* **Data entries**

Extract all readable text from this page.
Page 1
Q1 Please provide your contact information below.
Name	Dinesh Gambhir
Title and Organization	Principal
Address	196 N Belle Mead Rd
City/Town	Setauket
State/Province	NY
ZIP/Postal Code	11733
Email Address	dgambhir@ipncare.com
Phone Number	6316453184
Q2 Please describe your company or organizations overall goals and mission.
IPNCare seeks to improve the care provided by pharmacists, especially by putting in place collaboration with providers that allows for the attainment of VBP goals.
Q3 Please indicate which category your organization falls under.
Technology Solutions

* **Aim of the exercise**
Reproduce the data, keeping every line exactly the same.

* **Result of this exercise**
Extract all readable text from this page.
Page 1
Q1 Please provide your contact information below.
Name	Dinesh Gambhir
Title and Organization	Principal
Address	196 N Belle Mead Rd
City/Town	Setauket
State/Province	NY
ZIP/Postal Code	11733
Email Address	dgambhir@ipncare.com
Phone Number	6316453184
Q2 Please describe your company or organizations overall goals and mission.
IPNCare seeks to improve the care provided by pharmacists, especially by putting in place collaboration with providers that allows for the attainment of VBP goals.
Q3 Please indicate which category your organization falls under.
Technology Solutions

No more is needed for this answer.